-- Start RECORDS FOR THE EXERCISE --

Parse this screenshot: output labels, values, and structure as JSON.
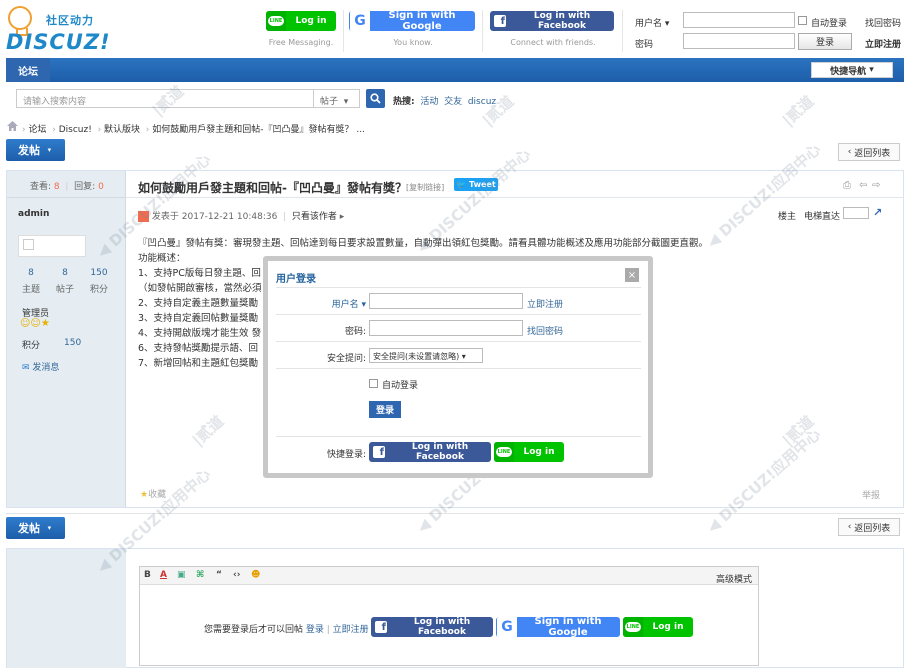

-- End RECORDS FOR THE EXERCISE --
-- Start RECORDS FOR THE EXERCISE --

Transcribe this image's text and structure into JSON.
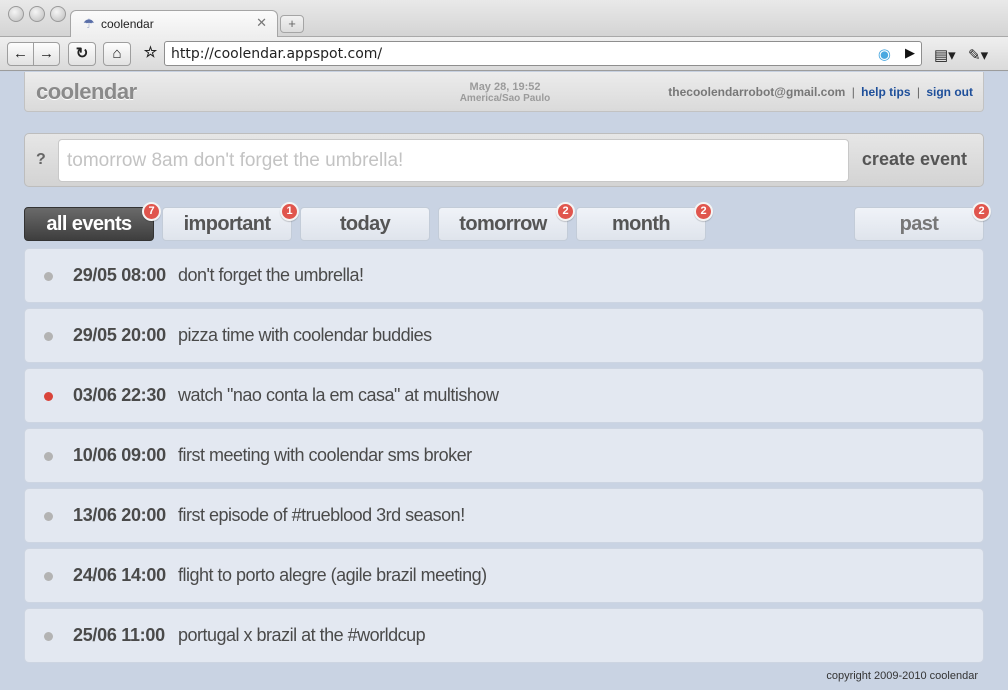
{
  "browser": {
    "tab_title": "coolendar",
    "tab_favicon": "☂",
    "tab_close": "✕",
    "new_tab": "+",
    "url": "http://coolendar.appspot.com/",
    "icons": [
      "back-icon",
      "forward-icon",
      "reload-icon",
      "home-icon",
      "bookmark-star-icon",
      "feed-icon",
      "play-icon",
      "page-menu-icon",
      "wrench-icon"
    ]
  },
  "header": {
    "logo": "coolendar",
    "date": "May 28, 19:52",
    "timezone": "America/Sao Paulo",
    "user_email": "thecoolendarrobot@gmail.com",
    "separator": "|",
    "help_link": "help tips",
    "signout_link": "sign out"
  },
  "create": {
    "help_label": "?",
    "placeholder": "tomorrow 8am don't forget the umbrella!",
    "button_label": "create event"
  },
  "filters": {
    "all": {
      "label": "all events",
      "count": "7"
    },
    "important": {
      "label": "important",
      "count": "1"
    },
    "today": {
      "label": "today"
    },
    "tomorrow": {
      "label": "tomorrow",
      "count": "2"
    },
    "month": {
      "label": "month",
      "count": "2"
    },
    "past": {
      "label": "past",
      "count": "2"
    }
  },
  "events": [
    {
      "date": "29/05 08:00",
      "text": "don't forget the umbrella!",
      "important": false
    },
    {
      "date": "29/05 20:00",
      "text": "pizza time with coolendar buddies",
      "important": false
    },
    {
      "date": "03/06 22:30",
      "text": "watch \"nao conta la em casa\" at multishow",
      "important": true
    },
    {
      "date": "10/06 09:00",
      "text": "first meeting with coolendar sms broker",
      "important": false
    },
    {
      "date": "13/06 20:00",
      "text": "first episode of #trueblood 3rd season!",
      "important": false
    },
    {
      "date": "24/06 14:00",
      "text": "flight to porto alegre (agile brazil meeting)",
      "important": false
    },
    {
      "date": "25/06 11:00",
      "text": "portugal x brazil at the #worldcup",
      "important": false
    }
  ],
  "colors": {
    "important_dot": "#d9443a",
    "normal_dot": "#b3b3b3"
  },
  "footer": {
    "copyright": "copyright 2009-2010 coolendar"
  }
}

-- End RECORDS FOR THE EXERCISE --
-- Start RECORDS FOR THE EXERCISE --

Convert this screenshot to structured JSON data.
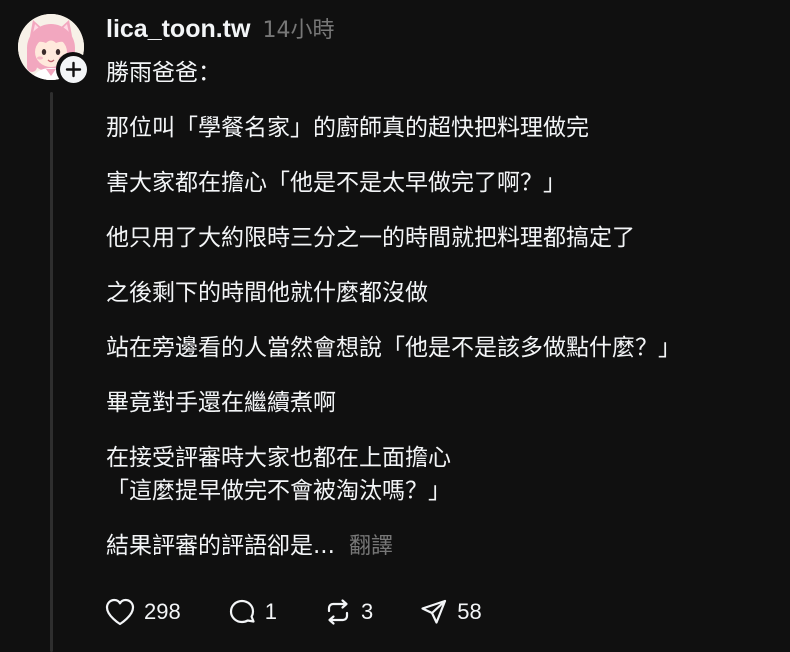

-- End RECORDS FOR THE EXERCISE --

■ WHAT IS EXPECTED ■
Pull out every line in the data above that has the word "screenshot".

■ ANSWER IN FULL ■
Parse this screenshot: output labels, values, and structure as JSON.
Convert this screenshot to structured JSON data.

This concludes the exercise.